## Records from a data source:
[BEGIN]

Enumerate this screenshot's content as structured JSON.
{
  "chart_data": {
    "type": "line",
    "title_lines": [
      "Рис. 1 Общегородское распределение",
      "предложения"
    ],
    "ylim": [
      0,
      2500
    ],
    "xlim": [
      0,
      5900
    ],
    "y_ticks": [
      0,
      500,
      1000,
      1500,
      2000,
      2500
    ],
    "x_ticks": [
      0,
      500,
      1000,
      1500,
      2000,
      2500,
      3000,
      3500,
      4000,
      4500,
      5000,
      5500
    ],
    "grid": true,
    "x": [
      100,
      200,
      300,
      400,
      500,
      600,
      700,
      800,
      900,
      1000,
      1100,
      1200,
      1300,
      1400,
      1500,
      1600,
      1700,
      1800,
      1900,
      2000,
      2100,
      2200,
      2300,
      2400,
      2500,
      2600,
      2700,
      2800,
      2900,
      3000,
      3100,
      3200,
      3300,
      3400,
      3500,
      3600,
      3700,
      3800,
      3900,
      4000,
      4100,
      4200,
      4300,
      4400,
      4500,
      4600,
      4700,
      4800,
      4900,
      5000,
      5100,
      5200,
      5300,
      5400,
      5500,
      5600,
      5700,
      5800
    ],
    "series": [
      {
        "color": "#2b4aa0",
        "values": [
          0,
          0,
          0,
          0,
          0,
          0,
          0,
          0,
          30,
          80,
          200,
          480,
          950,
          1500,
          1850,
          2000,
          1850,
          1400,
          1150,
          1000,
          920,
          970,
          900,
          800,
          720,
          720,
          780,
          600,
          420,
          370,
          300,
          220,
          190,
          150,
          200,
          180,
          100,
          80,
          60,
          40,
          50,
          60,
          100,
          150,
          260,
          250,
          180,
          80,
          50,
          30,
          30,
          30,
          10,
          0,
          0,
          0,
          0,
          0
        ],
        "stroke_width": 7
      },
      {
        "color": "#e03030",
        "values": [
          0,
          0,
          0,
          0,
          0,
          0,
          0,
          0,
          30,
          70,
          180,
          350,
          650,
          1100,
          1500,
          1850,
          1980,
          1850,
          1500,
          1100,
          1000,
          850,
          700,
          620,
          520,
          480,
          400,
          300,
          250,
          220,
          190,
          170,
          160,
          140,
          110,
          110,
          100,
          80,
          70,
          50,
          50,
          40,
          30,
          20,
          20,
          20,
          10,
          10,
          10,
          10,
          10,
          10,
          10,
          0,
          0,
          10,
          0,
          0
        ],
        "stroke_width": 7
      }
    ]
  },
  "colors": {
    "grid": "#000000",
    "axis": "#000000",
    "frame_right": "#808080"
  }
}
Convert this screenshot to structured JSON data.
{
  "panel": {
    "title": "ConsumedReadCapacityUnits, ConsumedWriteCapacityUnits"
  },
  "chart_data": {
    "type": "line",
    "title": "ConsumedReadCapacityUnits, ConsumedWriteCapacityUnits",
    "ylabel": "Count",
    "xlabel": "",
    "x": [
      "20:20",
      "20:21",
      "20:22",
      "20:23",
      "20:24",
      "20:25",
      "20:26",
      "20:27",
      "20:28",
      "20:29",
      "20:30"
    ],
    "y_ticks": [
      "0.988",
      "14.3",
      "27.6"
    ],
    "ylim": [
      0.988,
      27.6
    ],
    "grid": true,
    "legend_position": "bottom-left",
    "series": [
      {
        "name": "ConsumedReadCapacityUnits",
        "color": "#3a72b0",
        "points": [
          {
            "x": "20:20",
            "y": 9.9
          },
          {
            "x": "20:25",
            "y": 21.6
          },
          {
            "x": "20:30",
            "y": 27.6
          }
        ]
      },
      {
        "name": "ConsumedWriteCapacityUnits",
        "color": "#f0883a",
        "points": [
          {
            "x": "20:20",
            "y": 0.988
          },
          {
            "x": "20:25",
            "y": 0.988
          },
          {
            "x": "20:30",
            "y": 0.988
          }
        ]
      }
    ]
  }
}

[END]

Search the data for "structured" and list every line in which it occurs.

## RESPONSE TO THIS TASK:
Enumerate this screenshot's content as structured JSON.
Convert this screenshot to structured JSON data.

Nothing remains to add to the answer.